Confirmed bumping to 12 Gb RAM allowed my "larger" VM's (60 GB+) to complete.

xo-server 5.73.0
xo-web 5.76.0

nraynaud

Can someone please test the issue with the current master branch please?

shorian

@nraynaud Will aim to do this over the weekend

shorian

I cannot get the backup to run; I have now tried about 12 times to run a backup that should complete in under 2 hours; without a timeout it runs on (stopped it after 10 hours), with a timeout of 3 hours it consistently fails with 'interrupted' without explanation.

Looking through the logs, we've got a lot of buffer allocation errors, it starts with this:

xo:xo-server ERROR uncaught exception {
  error: Error [RangeError]: Array buffer allocation failed
      at new ArrayBuffer (<anonymous>)

» WORK TO COMPLETE
[1] Can you copy the backup troubleshooting thread word for word, starting with "I cannot get" and going on through "with 'interrupted' without explanation."?
[2] Can you take the backup troubleshooting thread further, picking up after its last line?

» RAW RECORDS
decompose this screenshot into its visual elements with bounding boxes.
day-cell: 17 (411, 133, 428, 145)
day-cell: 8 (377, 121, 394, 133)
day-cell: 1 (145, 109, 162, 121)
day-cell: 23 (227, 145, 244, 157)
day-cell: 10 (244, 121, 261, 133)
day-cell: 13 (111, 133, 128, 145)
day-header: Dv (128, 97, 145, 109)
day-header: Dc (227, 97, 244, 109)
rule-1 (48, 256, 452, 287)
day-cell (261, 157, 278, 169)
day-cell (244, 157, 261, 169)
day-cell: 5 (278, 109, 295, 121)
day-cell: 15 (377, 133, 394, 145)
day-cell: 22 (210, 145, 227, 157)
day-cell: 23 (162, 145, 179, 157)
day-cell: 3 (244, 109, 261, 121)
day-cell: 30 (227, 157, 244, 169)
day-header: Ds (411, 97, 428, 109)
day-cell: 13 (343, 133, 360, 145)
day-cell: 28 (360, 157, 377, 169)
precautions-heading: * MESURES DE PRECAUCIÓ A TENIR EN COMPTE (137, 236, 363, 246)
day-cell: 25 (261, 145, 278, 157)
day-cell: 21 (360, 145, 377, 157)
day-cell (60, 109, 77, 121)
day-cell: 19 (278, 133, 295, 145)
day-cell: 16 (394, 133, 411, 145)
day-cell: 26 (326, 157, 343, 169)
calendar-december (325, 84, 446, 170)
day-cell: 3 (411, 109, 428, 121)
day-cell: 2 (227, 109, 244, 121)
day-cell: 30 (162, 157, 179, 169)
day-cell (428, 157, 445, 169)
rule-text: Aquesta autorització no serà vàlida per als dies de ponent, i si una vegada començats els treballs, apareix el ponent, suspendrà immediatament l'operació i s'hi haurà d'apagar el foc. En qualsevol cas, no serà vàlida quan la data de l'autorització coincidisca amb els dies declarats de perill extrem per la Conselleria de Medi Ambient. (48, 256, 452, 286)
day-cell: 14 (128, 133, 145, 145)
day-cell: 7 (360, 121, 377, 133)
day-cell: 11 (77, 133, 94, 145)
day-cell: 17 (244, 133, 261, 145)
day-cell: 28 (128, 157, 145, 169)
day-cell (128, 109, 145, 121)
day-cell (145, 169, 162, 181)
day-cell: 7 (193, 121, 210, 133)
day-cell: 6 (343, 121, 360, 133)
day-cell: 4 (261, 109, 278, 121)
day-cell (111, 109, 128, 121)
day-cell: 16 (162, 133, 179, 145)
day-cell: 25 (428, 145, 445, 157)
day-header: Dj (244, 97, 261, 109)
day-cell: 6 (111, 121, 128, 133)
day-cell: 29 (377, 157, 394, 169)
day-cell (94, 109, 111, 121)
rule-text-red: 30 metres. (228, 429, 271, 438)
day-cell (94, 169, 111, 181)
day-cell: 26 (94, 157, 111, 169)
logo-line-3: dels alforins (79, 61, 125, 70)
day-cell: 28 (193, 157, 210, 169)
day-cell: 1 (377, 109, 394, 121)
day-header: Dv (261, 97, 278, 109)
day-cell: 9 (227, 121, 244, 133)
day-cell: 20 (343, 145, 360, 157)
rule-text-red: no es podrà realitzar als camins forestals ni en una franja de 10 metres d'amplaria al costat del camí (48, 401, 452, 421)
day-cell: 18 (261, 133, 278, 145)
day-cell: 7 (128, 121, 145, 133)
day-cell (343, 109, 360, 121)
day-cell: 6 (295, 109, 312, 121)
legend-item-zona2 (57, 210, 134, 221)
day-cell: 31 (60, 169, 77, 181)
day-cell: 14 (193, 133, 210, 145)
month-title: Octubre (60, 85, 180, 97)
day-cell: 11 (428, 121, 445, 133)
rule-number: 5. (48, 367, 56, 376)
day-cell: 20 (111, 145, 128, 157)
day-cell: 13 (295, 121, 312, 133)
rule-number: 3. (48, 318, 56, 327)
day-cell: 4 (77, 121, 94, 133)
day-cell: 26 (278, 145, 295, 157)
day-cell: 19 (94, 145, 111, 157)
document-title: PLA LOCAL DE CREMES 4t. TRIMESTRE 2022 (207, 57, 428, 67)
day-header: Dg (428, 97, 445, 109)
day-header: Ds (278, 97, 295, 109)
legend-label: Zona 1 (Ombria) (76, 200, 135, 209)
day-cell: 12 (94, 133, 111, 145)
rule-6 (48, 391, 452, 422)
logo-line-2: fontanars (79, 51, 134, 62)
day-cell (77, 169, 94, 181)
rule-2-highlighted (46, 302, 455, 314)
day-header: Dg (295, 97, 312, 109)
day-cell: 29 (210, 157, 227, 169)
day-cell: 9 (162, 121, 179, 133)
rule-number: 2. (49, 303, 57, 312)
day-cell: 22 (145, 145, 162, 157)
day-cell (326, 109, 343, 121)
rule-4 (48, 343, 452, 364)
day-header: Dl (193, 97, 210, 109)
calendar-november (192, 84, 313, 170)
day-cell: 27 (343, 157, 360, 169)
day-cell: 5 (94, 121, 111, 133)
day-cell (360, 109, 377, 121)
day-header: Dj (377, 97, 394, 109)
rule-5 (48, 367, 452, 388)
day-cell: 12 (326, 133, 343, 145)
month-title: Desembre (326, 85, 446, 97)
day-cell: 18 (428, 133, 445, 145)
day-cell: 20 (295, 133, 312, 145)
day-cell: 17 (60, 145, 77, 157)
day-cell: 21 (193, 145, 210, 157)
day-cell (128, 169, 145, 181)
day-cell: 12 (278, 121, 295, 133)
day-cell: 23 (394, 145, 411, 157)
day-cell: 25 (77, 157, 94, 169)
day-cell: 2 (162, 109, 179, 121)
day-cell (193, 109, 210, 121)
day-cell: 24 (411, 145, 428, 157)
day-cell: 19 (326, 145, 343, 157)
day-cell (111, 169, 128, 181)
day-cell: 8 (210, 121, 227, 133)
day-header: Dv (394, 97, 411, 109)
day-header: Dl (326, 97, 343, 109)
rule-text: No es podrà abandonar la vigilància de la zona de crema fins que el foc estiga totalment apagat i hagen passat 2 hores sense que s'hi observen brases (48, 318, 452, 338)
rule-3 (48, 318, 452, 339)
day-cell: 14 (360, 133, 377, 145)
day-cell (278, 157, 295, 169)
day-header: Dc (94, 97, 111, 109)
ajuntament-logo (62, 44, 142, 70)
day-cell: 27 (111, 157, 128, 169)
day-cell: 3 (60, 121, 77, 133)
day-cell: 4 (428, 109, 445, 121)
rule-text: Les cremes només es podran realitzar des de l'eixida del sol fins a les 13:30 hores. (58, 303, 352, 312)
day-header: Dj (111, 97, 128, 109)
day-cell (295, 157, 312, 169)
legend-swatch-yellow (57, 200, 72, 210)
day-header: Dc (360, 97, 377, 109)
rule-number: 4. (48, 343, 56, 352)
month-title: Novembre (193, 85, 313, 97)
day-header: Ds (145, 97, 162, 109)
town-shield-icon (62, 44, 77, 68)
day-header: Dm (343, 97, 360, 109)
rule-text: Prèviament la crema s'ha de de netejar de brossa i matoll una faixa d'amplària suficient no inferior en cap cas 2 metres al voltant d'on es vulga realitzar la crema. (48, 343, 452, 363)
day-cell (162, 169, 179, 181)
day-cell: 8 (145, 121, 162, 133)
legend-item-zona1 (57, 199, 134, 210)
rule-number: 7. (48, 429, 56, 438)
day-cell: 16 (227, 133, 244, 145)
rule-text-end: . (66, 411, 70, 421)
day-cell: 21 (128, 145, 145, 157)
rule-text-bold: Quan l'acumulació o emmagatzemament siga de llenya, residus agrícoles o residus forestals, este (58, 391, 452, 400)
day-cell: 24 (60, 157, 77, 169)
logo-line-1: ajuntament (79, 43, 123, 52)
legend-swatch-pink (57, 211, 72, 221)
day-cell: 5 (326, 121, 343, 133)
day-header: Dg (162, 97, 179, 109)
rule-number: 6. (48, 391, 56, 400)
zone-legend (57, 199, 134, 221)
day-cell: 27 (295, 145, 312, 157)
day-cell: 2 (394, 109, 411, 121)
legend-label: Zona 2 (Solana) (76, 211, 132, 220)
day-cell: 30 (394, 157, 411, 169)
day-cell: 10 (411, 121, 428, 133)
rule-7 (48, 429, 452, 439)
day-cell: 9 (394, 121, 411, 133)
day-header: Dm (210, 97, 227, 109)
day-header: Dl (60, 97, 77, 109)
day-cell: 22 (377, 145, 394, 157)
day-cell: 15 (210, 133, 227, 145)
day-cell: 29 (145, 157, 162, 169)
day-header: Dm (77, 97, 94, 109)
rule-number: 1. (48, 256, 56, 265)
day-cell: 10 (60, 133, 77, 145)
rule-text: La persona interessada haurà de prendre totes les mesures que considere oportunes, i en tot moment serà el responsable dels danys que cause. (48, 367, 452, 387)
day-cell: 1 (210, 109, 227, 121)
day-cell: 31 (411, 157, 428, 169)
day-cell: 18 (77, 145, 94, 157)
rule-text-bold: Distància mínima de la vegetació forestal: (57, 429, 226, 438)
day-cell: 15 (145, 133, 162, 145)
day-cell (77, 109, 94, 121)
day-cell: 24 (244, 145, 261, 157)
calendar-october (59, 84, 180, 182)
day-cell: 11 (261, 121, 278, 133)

---

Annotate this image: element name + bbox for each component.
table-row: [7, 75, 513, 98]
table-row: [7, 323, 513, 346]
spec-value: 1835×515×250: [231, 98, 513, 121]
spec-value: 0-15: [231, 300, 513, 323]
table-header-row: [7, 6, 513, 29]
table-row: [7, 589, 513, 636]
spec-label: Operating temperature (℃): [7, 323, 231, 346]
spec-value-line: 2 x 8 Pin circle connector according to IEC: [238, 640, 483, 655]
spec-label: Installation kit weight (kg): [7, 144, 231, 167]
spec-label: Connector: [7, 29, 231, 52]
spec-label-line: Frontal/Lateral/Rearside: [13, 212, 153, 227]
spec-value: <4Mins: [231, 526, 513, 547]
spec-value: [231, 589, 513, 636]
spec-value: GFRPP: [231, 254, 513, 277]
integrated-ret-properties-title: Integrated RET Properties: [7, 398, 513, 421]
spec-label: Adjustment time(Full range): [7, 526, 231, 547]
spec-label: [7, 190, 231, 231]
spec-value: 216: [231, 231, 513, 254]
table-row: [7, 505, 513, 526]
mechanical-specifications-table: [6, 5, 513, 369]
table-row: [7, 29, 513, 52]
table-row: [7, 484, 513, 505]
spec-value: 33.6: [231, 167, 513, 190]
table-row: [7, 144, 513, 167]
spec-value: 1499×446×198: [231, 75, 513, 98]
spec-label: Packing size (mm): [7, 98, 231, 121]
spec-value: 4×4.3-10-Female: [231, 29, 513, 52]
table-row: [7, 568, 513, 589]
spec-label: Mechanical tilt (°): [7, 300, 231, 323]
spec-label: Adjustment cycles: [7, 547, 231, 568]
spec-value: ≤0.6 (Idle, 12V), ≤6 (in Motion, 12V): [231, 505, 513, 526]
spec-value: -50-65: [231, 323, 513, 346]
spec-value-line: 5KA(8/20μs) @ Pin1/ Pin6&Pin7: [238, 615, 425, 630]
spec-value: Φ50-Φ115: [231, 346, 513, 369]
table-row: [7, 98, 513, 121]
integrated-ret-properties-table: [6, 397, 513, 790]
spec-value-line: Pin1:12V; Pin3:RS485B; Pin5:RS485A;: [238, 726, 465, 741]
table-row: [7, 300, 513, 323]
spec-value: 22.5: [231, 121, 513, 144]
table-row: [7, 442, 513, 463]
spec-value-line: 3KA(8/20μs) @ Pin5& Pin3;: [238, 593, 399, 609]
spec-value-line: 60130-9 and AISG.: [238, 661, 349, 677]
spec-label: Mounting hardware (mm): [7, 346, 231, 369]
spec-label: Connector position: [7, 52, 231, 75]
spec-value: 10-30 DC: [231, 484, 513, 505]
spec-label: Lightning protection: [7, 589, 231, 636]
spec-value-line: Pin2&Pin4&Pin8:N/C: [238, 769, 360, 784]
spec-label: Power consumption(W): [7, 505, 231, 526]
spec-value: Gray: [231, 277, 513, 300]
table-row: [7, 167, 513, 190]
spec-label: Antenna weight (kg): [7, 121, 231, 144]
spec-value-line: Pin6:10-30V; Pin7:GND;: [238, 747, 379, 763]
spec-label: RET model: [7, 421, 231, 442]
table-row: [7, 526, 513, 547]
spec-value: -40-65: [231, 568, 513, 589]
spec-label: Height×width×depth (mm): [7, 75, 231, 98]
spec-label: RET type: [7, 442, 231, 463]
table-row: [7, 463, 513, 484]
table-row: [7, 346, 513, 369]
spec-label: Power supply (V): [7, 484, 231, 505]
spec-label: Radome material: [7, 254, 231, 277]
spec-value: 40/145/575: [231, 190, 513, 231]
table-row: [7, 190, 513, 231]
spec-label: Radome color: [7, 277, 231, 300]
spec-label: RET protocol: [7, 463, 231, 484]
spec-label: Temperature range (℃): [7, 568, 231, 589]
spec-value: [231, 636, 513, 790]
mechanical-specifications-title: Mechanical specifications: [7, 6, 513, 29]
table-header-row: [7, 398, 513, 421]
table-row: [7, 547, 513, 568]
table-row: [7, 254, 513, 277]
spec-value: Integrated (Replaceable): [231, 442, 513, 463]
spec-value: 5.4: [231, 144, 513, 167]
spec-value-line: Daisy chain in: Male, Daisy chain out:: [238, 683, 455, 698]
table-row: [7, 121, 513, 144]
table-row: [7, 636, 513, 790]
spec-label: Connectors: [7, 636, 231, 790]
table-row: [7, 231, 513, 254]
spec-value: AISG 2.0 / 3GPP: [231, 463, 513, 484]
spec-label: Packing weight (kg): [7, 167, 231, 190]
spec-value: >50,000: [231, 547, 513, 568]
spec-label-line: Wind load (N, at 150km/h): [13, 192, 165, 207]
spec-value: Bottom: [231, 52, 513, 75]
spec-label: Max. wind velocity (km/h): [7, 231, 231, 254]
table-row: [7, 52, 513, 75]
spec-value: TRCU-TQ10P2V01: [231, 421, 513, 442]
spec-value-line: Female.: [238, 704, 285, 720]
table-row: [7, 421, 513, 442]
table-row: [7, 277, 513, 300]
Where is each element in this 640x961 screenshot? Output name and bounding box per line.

» RESPONSES PER TASK
[1]
I cannot get the backup to run; I have now tried about 12 times to run a backup that should complete in under 2 hours; without a timeout it runs on (stopped it after 10 hours), with a timeout of 3 hours it consistently fails with 'interrupted' without explanation.

[2]
      at new Uint8Array (<anonymous>)
      at new FastBuffer (internal/buffer.js:950:1)
      at createUnsafeBuffer (buffer.js:149:12)
      at allocate (buffer.js:419:10)
      at Function.allocUnsafe (buffer.js:384:10)
      at BufferList._getBuffer (/opt/xen-orchestra/@xen-orchestra/fs/node_modules/readable-stream/lib/internal/streams/buffer_list.js:166:24)
      at BufferList.consume (/opt/xen-orchestra/@xen-orchestra/fs/node_modules/readable-stream/lib/internal/streams/buffer_list.js:119:54)
      at fromList (/opt/xen-orchestra/@xen-orchestra/fs/node_modules/readable-stream/lib/_stream_readable.js:1073:24)
      at Transform.Readable.read (/opt/xen-orchestra/@xen-orchestra/fs/node_modules/readable-stream/lib/_stream_readable.js:465:20)
      at ManagedUpload.fillStream (/opt/xen-orchestra/node_modules/aws-sdk/lib/s3/managed_upload.js:422:25)
      at Response.<anonymous> (/opt/xen-orchestra/node_modules/aws-sdk/lib/s3/managed_upload.js:574:24)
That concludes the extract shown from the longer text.